## [JOB]
Report how many lines of these entries hold the string "scala"; reply with the number alone.

## [DATA SECTION]
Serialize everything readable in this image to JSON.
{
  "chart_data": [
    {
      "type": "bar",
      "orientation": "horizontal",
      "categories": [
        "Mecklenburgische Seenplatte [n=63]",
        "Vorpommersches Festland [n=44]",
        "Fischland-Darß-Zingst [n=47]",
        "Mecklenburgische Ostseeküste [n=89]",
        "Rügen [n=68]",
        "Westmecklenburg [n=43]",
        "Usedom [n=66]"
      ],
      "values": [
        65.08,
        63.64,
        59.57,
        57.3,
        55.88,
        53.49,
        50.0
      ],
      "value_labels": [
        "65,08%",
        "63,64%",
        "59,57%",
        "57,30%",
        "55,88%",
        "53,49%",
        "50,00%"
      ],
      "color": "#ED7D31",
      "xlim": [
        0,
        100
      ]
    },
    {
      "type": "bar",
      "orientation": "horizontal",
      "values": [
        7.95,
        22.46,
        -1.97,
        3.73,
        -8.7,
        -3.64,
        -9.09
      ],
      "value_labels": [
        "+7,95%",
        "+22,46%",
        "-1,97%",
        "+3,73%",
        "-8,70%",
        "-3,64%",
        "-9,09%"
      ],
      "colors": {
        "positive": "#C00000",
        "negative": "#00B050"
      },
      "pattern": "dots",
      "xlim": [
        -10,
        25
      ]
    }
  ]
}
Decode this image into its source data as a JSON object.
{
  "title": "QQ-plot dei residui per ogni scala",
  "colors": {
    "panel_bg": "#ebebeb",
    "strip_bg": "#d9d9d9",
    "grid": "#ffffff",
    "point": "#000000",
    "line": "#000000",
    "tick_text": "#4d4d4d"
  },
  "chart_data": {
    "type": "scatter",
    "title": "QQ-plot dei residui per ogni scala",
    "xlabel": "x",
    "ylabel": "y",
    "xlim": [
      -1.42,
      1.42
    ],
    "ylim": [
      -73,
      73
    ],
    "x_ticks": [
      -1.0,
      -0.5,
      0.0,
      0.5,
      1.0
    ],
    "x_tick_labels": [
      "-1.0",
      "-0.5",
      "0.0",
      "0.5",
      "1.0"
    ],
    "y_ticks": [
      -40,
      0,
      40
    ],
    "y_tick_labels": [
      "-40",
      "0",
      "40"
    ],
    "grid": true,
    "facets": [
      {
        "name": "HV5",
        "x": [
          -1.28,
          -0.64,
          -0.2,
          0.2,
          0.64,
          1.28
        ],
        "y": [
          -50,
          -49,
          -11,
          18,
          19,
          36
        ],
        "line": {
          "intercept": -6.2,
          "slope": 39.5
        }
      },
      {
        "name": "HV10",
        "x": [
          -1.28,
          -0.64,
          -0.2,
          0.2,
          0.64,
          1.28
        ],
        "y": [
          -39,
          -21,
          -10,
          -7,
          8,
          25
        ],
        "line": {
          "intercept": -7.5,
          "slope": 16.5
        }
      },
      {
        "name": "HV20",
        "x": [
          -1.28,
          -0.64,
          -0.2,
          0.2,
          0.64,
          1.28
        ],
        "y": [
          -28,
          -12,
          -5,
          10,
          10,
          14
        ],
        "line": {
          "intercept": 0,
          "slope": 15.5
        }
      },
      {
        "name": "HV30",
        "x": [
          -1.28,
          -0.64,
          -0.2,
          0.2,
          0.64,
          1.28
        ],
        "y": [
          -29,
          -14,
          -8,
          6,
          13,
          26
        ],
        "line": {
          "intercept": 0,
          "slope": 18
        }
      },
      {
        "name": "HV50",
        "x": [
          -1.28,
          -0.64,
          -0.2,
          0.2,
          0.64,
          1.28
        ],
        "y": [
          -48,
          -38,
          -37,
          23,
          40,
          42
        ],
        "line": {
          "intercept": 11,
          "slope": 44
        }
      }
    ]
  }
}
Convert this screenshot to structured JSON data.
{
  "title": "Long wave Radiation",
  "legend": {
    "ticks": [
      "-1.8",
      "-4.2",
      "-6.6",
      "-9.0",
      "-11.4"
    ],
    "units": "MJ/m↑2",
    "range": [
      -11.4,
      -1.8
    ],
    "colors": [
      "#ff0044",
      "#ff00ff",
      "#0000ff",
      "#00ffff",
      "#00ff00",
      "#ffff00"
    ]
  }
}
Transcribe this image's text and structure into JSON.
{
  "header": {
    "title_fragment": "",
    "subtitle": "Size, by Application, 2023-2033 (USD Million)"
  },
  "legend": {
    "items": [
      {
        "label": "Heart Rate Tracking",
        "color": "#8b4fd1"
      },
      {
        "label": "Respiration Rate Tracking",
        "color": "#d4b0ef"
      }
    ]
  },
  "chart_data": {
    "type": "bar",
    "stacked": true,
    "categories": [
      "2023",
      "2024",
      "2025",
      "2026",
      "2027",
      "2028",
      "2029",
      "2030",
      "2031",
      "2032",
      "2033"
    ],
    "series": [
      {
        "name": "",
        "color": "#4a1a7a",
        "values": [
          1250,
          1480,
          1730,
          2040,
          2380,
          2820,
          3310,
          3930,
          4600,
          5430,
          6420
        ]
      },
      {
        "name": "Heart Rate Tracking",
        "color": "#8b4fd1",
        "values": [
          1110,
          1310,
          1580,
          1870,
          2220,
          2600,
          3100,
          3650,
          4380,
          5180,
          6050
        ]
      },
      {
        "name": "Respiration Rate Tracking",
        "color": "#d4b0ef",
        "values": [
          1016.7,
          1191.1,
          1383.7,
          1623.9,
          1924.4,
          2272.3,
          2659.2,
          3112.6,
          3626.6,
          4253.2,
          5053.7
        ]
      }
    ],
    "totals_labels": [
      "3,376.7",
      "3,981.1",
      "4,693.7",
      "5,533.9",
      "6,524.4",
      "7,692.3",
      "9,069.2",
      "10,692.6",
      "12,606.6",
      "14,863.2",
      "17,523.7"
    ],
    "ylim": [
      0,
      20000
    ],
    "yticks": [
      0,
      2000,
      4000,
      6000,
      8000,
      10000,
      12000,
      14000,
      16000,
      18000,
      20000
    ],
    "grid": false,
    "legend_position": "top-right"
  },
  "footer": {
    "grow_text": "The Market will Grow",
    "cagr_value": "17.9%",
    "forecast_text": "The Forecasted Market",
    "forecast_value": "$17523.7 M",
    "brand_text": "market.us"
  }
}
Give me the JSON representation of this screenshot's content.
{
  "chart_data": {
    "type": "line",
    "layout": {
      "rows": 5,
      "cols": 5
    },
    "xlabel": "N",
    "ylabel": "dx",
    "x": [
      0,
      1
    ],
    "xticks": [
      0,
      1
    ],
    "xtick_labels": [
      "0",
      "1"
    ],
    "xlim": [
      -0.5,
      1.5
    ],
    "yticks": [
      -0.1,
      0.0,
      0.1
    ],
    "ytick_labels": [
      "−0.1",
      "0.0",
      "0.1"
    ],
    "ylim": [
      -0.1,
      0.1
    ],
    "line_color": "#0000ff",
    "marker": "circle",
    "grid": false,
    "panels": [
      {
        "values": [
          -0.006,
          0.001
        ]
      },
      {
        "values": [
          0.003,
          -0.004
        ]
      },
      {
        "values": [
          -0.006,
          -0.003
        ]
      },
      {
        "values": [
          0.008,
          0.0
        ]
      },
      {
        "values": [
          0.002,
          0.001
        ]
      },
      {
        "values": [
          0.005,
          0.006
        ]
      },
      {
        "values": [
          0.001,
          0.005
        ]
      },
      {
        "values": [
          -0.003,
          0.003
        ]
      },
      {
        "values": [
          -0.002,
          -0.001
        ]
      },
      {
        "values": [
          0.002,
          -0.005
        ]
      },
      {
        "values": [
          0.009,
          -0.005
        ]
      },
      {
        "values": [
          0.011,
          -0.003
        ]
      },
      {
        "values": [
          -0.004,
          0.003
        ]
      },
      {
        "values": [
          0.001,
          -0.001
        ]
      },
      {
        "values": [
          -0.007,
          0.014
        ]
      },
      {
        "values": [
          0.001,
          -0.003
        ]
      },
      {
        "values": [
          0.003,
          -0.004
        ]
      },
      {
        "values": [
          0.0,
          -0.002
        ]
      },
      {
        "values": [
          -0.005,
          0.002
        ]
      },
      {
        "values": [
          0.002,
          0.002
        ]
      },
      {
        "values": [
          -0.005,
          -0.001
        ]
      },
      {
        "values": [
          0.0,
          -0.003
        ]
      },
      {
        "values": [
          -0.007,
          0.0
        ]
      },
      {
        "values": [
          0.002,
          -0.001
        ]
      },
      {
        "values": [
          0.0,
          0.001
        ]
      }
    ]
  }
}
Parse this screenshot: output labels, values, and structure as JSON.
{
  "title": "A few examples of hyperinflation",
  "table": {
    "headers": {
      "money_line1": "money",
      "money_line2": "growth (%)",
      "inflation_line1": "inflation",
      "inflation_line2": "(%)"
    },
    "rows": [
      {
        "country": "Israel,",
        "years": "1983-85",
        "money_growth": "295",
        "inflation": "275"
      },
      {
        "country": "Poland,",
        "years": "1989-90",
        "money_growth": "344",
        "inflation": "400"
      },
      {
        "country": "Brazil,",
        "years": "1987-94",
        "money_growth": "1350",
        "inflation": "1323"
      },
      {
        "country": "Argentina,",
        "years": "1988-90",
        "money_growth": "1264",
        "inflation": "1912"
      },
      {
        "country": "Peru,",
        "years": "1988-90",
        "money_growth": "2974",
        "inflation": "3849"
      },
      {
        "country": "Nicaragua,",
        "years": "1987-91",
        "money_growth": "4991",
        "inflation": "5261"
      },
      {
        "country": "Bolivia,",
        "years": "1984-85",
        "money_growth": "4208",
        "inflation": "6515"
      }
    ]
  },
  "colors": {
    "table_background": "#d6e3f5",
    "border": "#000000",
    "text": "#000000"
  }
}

## [FINAL RESULT]
2